TASKS =>
1/ In the court order, what was the amount of the promissory note that G&M accepted on July 8, 2003?
2/ Print the part of the court order that starts with "SECURITIES AND EXCHANGE" and goes on through "filed a reply.", word for word.
___ PROVIDED PASSAGE
SECURITIES AND EXCHANGE COMMISSION, PLAINTIFF,
v.
PRESTO TELECOMMUNICATIONS, INC., AND ALFRED LOUIS VASSALLO, JR. AKA BOBBY VASSALLO, DEFENDANTS.



The opinion of the court was delivered by: Irma E. Gonzalez, Chief Judge United States District Court

Order Granting Garrison & McInnis's Motion to Require Receiver to Pay Remaining Proceeds to Satisfy Lien [Doc. No. 894]

The law firm of Garrison & McInnis, L.L.P. ("G&M") moves the Court for an order requiring the Receiver to pay to it the sum of $285,261.51, or the remaining proceeds from the sale of the real property located at 1329 West Muirlands Drive in La Jolla. G&M argues it is entitled to the remaining proceeds from the sale pursuant to a valid and perfected lien it held against the property. The SEC and the Receiver filed oppositions. G&M filed a reply.

A hearing was held before Chief Judge Irma E. Gonzalez on August 27, 2007. Following the hearing, the Court ordered G&M to submit supplemental briefing regarding the amount of fees it claims. G&M has submitted its supplemental briefing and declarations, and the Receiver and SEC have filed supplemental responses.

Background

Presto Communications and Vassallo initially retained G&M on or about May 2, 2000, to provide counsel regarding an employment dispute with a Presto employee. [Declaration of Gregory Garrison in Support of Reply ("Garrison Decl."), Doc. No. 902, Attachment #2, ¶ 3.] Since that time, G&M has represented Presto and Vassallo, and other officers and directors of Presto in seventeen separate lawsuits other than this one. [Id.; Declaration of Donald McInnis in Support of Reply ("McInnis Decl."), Doc. No. 902, Attachment #1, ¶ 3; Declaration of Donald McInnis in Support of Reply Regarding Motion for Court Approval of Foreclosure Sale ("McInnis Foreclosure Decl."), Doc. No. 134, ¶ 4 .]

By the middle of 2003, Presto owed G&M a substantial sum in past due attorneys fees. [Garrison Decl., ¶ 4.] Although Presto wanted G&M to continue to work on the pending litigation matters, G&M refused to do so without a guarantee of payment. [Id.] As a result, on July 8, 2003, G&M accepted a promissory note in the amount of $600,000 in favor of G&M. The note was secured by a deed of trust on the 1329 West Muirlands Drive property. [Id.; G&M's Notice of Lodgment in Support of Motion ("G&M NOL"), Exhibit A.] The promissory note and deed of trust were both signed by A.L. Vassallo and Cynthia J. Vassallo.
______
___ RECORD EXCERPTS
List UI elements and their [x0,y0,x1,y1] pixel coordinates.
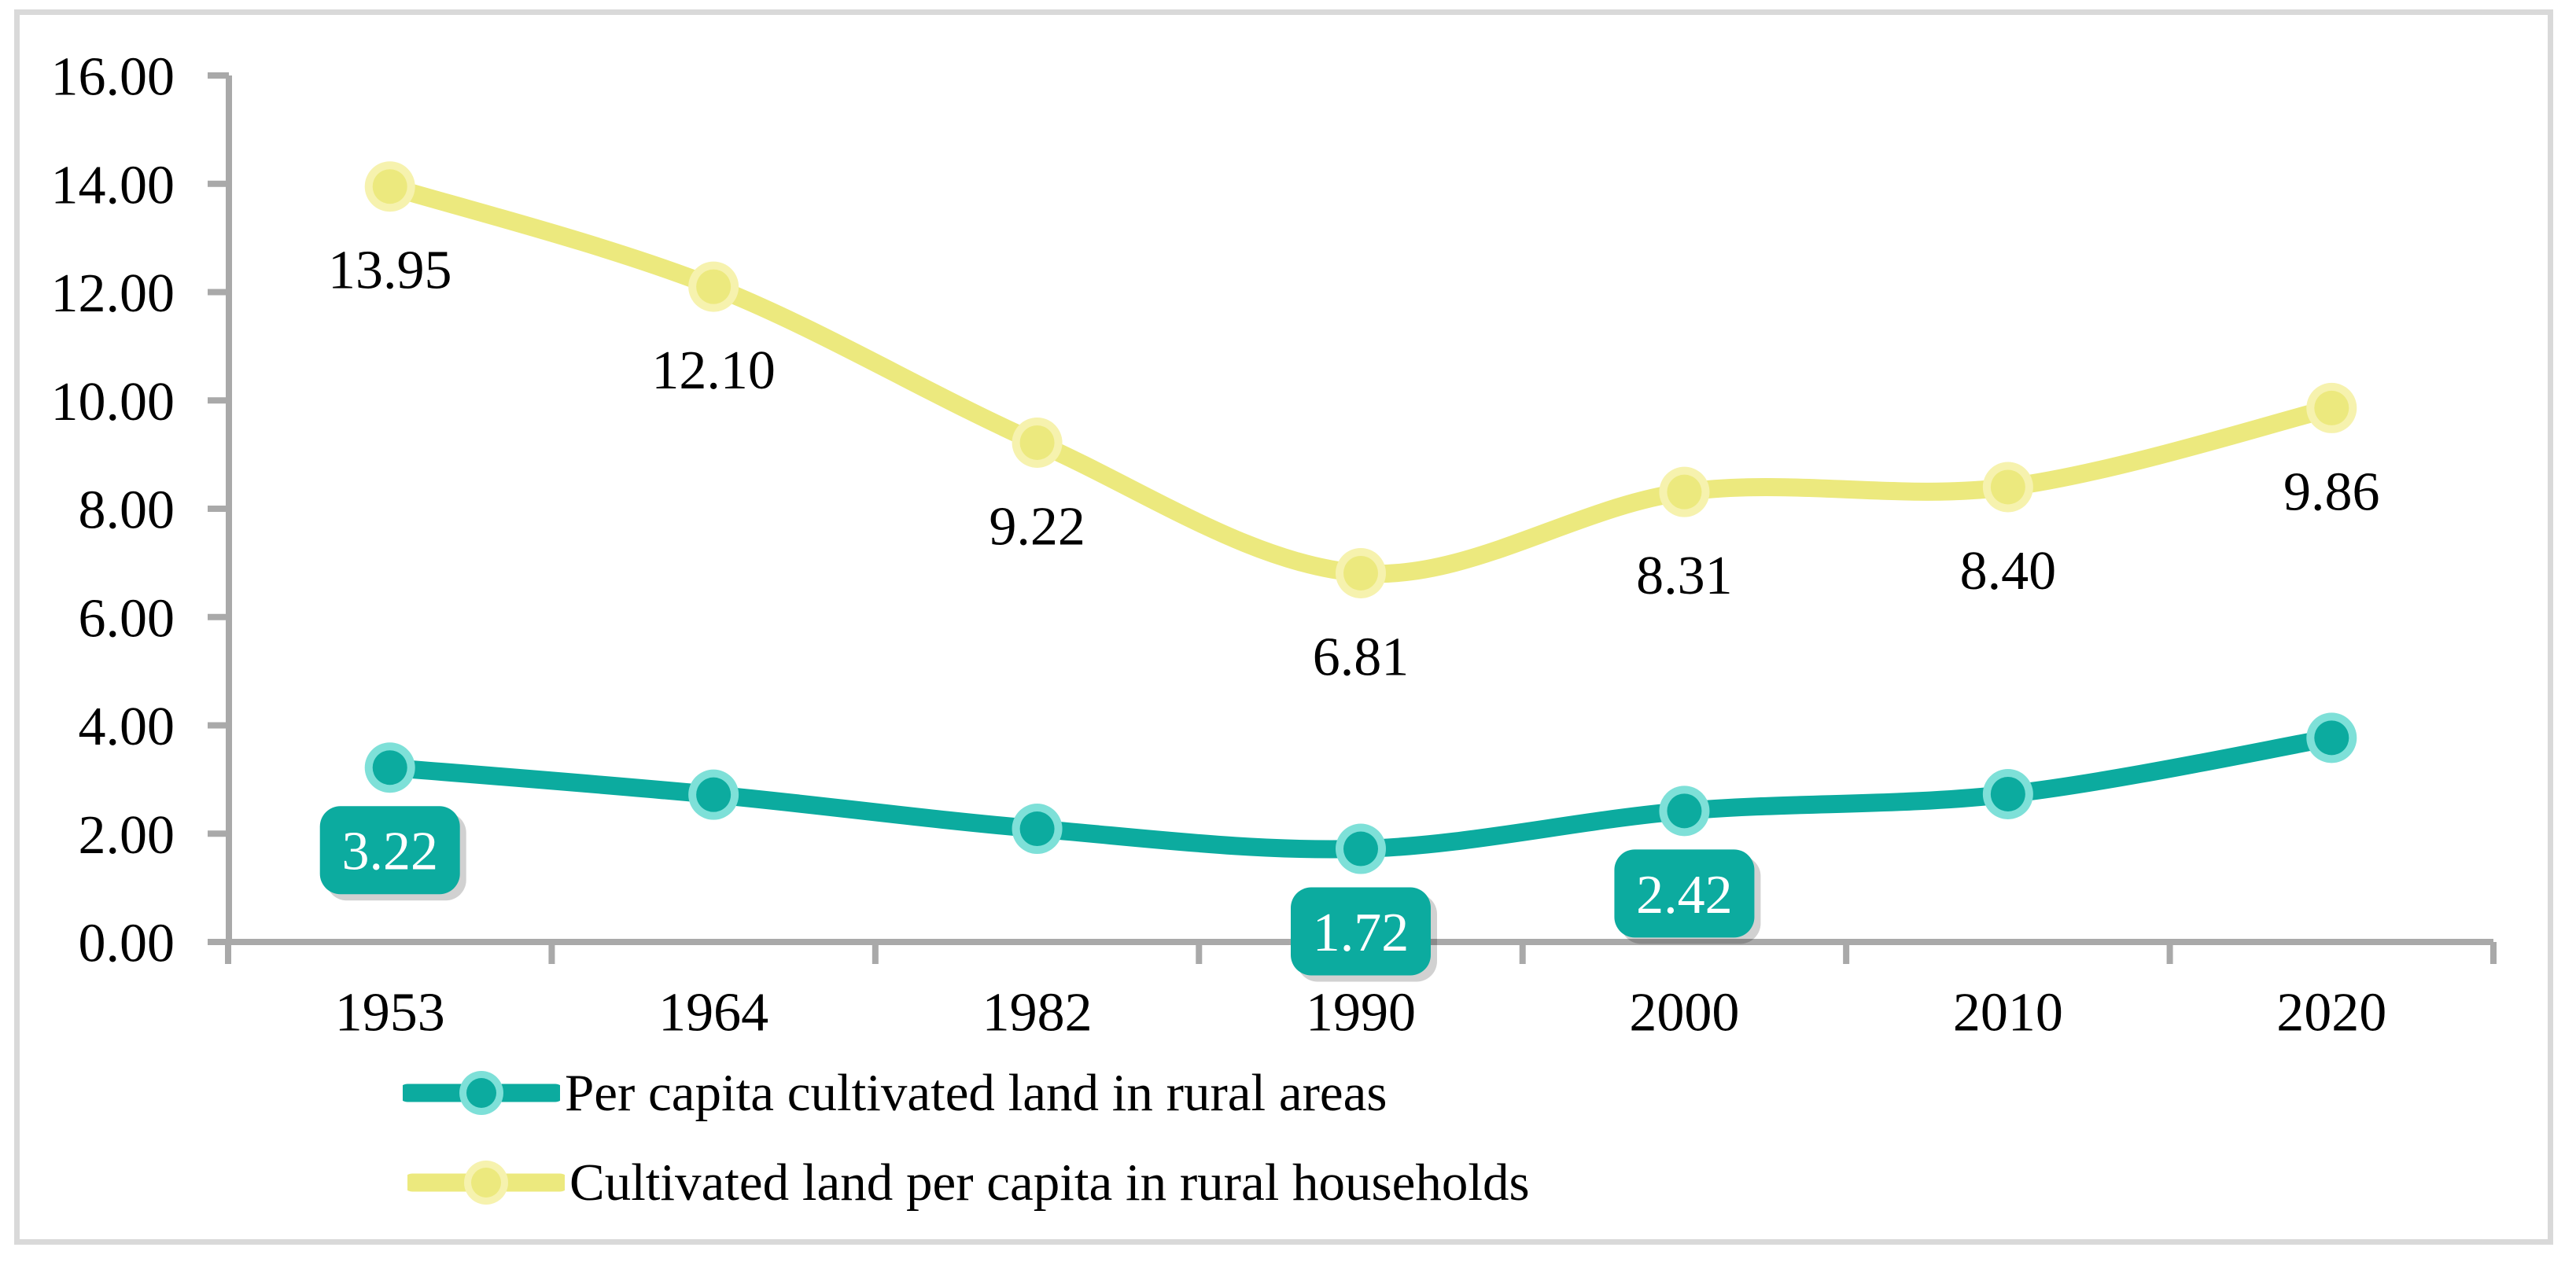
data-label: 3.22 [341,822,438,882]
marker-icon [1019,811,1055,847]
x-tick-label: 2000 [1629,983,1739,1043]
y-tick-label: 2.00 [79,805,175,866]
y-tick-label: 4.00 [79,697,175,757]
legend-sample-icon [398,1071,565,1115]
marker-icon [1990,776,2025,811]
y-tick-label: 12.00 [51,263,175,324]
y-tick-label: 8.00 [79,480,175,541]
legend-line-marker-yellow-icon [403,1151,569,1214]
data-label-box: 3.22 [319,806,466,901]
y-tick-label: 10.00 [51,372,175,432]
marker-icon [696,269,732,304]
legend-sample-icon [403,1161,569,1205]
marker-icon [1667,474,1702,510]
data-label: 13.95 [328,241,452,301]
legend-label-rural-areas: Per capita cultivated land in rural area… [565,1063,1388,1122]
marker-icon [1990,469,2025,505]
data-label: 1.72 [1313,903,1410,963]
legend-label-rural-households: Cultivated land per capita in rural hous… [569,1153,1530,1212]
series-0: 3.22 1.72 2.42 [319,712,2357,982]
marker-icon [372,750,407,786]
marker-icon [2314,720,2349,756]
legend-item-rural-households: Cultivated land per capita in rural hous… [403,1143,1530,1222]
x-tick-label: 2010 [1953,983,2063,1043]
marker-icon [2314,390,2349,425]
data-label-box: 2.42 [1614,849,1761,944]
marker-icon [1667,793,1702,829]
marker-icon [372,169,407,204]
data-label: 8.40 [1960,541,2057,602]
y-tick-label: 14.00 [51,155,175,215]
y-tick-label: 0.00 [79,914,175,974]
x-tick-label: 1982 [982,983,1093,1043]
data-label: 12.10 [651,340,776,401]
marker-icon [1019,425,1055,460]
x-axis-labels: 1953 1964 1982 1990 2000 2010 2020 [335,983,2387,1043]
marker-icon [1343,831,1378,866]
x-tick-label: 1953 [335,983,445,1043]
data-label: 9.22 [989,496,1085,557]
marker-icon [1343,555,1378,591]
legend-item-rural-areas: Per capita cultivated land in rural area… [398,1054,1388,1132]
marker-icon [696,777,732,812]
y-tick-label: 6.00 [79,588,175,649]
y-axis-labels: 0.00 2.00 4.00 6.00 8.00 10.00 12.00 14.00 16.00 [51,47,175,974]
data-label-box: 1.72 [1291,887,1437,982]
x-tick-label: 1964 [658,983,768,1043]
series-1: 13.95 12.10 9.22 6.81 8.31 8.40 9.86 [328,161,2380,687]
legend-line-marker-teal-icon [398,1061,565,1124]
y-tick-label: 16.00 [51,47,175,108]
data-label: 6.81 [1313,627,1410,687]
x-tick-label: 1990 [1306,983,1416,1043]
data-label: 2.42 [1636,865,1733,925]
data-label: 8.31 [1636,546,1733,606]
data-label: 9.86 [2283,462,2380,522]
x-tick-label: 2020 [2276,983,2386,1043]
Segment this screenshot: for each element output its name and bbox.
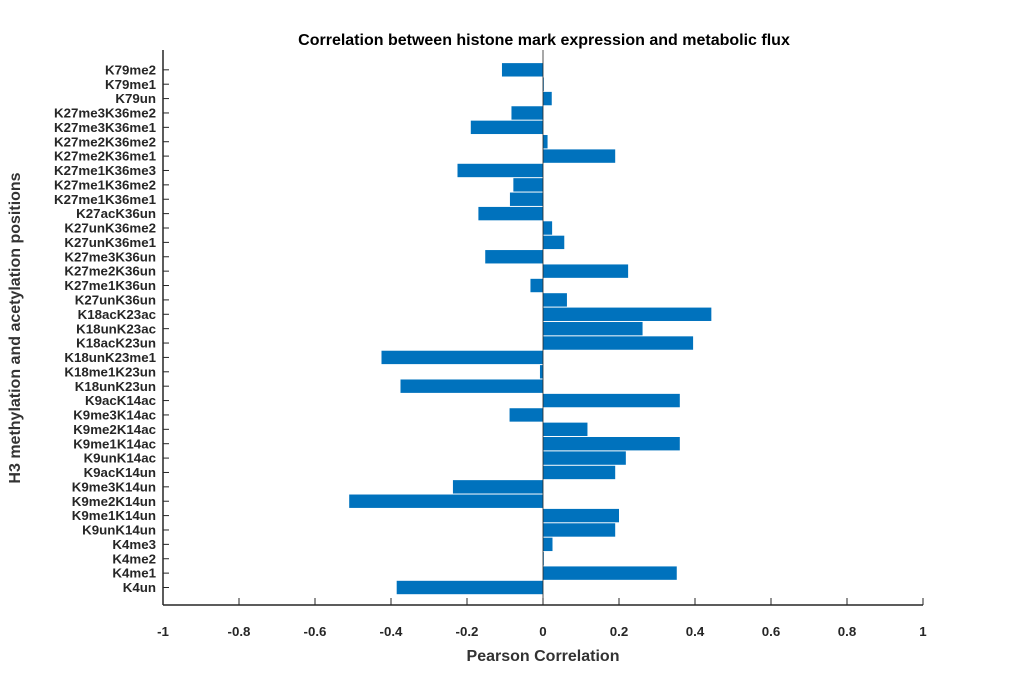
bar-K27acK36un (478, 206, 543, 221)
bar-K4un (396, 580, 543, 595)
y-tick-label: K27me1K36me3 (54, 163, 156, 178)
bar-K27me2K36me2 (543, 135, 548, 149)
y-tick-label: K27me3K36me2 (54, 106, 156, 121)
bar-K9me2K14ac (543, 422, 588, 437)
bar-K9me3K14ac (509, 408, 543, 422)
bars-group (349, 63, 712, 595)
bar-K27me2K36me1 (543, 149, 616, 163)
y-tick-label: K9unK14un (82, 523, 156, 538)
x-tick-label: 0.6 (762, 624, 781, 639)
y-tick-label: K9me1K14un (72, 508, 156, 523)
bar-K27unK36me2 (543, 221, 553, 235)
x-tick-label: 1 (919, 624, 927, 639)
y-tick-label: K9me2K14ac (73, 422, 156, 437)
y-axis-label: H3 methylation and acetylation positions (7, 172, 24, 483)
y-tick-label: K27unK36me2 (64, 221, 156, 236)
y-tick-label: K18unK23un (75, 379, 156, 394)
y-tick-labels: K4unK4me1K4me2K4me3K9unK14unK9me1K14unK9… (54, 62, 169, 595)
y-tick-label: K27me1K36un (64, 278, 156, 293)
bar-K9me2K14un (349, 494, 543, 508)
bar-K27me1K36me1 (509, 192, 543, 206)
x-tick-labels: -1 -0.8 -0.6 -0.4 -0.2 0 0.2 0.4 0.6 0.8 1 (157, 598, 927, 639)
bar-K27me3K36me2 (511, 106, 543, 120)
bar-K18acK23ac (543, 307, 712, 321)
y-tick-label: K27me1K36me1 (54, 192, 157, 207)
y-tick-label: K9me1K14ac (73, 436, 156, 451)
y-tick-label: K27me1K36me2 (54, 177, 156, 192)
bar-K18unK23ac (543, 321, 643, 336)
bar-K9acK14un (543, 465, 616, 480)
bar-K18acK23un (543, 336, 694, 350)
bar-K9me3K14un (452, 480, 543, 494)
y-tick-label: K18acK23ac (78, 307, 156, 322)
bar-K18me1K23un (539, 365, 543, 379)
bar-K4me1 (543, 566, 677, 580)
x-tick-label: -1 (157, 624, 169, 639)
bar-K79me2 (501, 63, 543, 77)
bar-K27unK36me1 (543, 235, 565, 250)
x-tick-label: 0.8 (838, 624, 857, 639)
y-tick-label: K9me3K14ac (73, 408, 156, 423)
bar-K27me3K36un (485, 250, 543, 264)
y-tick-label: K18acK23un (76, 336, 156, 351)
bar-K79me1 (543, 77, 544, 91)
bar-K9me1K14un (543, 508, 619, 523)
y-tick-label: K9unK14ac (84, 451, 156, 466)
bar-K79un (543, 91, 552, 106)
y-tick-label: K27me2K36me1 (54, 149, 157, 164)
y-tick-label: K4me2 (112, 551, 156, 566)
y-tick-label: K79me1 (105, 77, 157, 92)
bar-K9acK14ac (543, 393, 680, 408)
x-tick-label: 0 (539, 624, 546, 639)
bar-K18unK23me1 (381, 350, 543, 365)
y-tick-label: K27unK36un (75, 293, 156, 308)
x-tick-label: 0.4 (686, 624, 705, 639)
y-tick-label: K9me2K14un (72, 494, 156, 509)
y-tick-label: K27me2K36un (64, 264, 156, 279)
bar-K9me1K14ac (543, 437, 680, 451)
bar-K18unK23un (400, 379, 543, 393)
chart-title: Correlation between histone mark express… (298, 32, 790, 49)
bar-K27me1K36me3 (457, 163, 543, 178)
y-tick-label: K9acK14ac (85, 393, 156, 408)
bar-K27me1K36me2 (513, 178, 543, 192)
bar-K27unK36un (543, 293, 567, 307)
x-tick-label: -0.2 (456, 624, 479, 639)
y-tick-label: K27unK36me1 (64, 235, 156, 250)
y-tick-label: K9acK14un (84, 465, 156, 480)
bar-K9unK14ac (543, 451, 626, 465)
y-tick-label: K18unK23ac (76, 321, 156, 336)
bar-K9unK14un (543, 523, 616, 537)
bar-K4me2 (543, 552, 544, 566)
bar-K27me1K36un (530, 278, 543, 293)
y-tick-label: K4un (123, 580, 156, 595)
bar-K27me2K36un (543, 264, 629, 278)
x-tick-label: -0.8 (228, 624, 251, 639)
y-tick-label: K4me3 (112, 537, 156, 552)
x-tick-label: 0.2 (610, 624, 629, 639)
y-tick-label: K27me3K36me1 (54, 120, 157, 135)
y-tick-label: K18unK23me1 (64, 350, 156, 365)
y-tick-label: K18me1K23un (64, 364, 156, 379)
y-tick-label: K27me3K36un (64, 249, 156, 264)
x-tick-label: -0.6 (304, 624, 327, 639)
y-tick-label: K4me1 (112, 566, 156, 581)
x-tick-label: -0.4 (380, 624, 404, 639)
y-tick-label: K79me2 (105, 62, 156, 77)
y-tick-label: K79un (115, 91, 156, 106)
y-tick-label: K27me2K36me2 (54, 134, 156, 149)
bar-K27me3K36me1 (470, 120, 543, 135)
x-axis-label: Pearson Correlation (467, 648, 620, 665)
y-tick-label: K9me3K14un (72, 479, 156, 494)
y-tick-label: K27acK36un (76, 206, 156, 221)
bar-K4me3 (543, 537, 553, 552)
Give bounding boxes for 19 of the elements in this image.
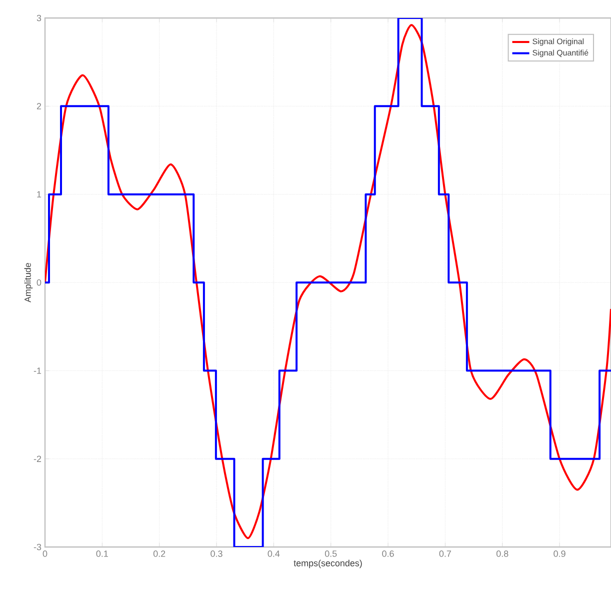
y-tick-label: 2: [36, 103, 42, 110]
x-tick-label: 0.6: [382, 550, 394, 557]
x-tick-label: 0.4: [268, 550, 280, 557]
x-tick-label: 0.5: [324, 550, 337, 557]
y-tick-label: 1: [37, 191, 42, 198]
y-tick-label: -1: [34, 368, 42, 374]
x-axis-title: temps(secondes): [294, 560, 362, 568]
y-tick-label: -3: [34, 544, 42, 550]
y-tick-label: -2: [34, 456, 42, 462]
x-tick-label: 0.1: [96, 550, 108, 557]
y-tick-label: 0: [36, 279, 42, 286]
y-axis-title: Amplitude: [24, 262, 33, 302]
x-tick-label: 0.9: [554, 550, 566, 557]
x-tick-label: 0.7: [439, 550, 451, 557]
x-tick-label: 0: [42, 550, 48, 557]
x-tick-label: 0.2: [153, 550, 166, 557]
x-tick-label: 0.8: [496, 550, 508, 557]
y-tick-label: 3: [36, 14, 42, 22]
x-tick-label: 0.3: [210, 550, 222, 557]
______
SOLUTIONS =>
1/ $600,000

2/
SECURITIES AND EXCHANGE COMMISSION, PLAINTIFF,
v.
PRESTO TELECOMMUNICATIONS, INC., AND ALFRED LOUIS VASSALLO, JR. AKA BOBBY VASSALLO, DEFENDANTS.



The opinion of the court was delivered by: Irma E. Gonzalez, Chief Judge United States District Court

Order Granting Garrison & McInnis's Motion to Require Receiver to Pay Remaining Proceeds to Satisfy Lien [Doc. No. 894]

The law firm of Garrison & McInnis, L.L.P. ("G&M") moves the Court for an order requiring the Receiver to pay to it the sum of $285,261.51, or the remaining proceeds from the sale of the real property located at 1329 West Muirlands Drive in La Jolla. G&M argues it is entitled to the remaining proceeds from the sale pursuant to a valid and perfected lien it held against the property. The SEC and the Receiver filed oppositions. G&M filed a reply.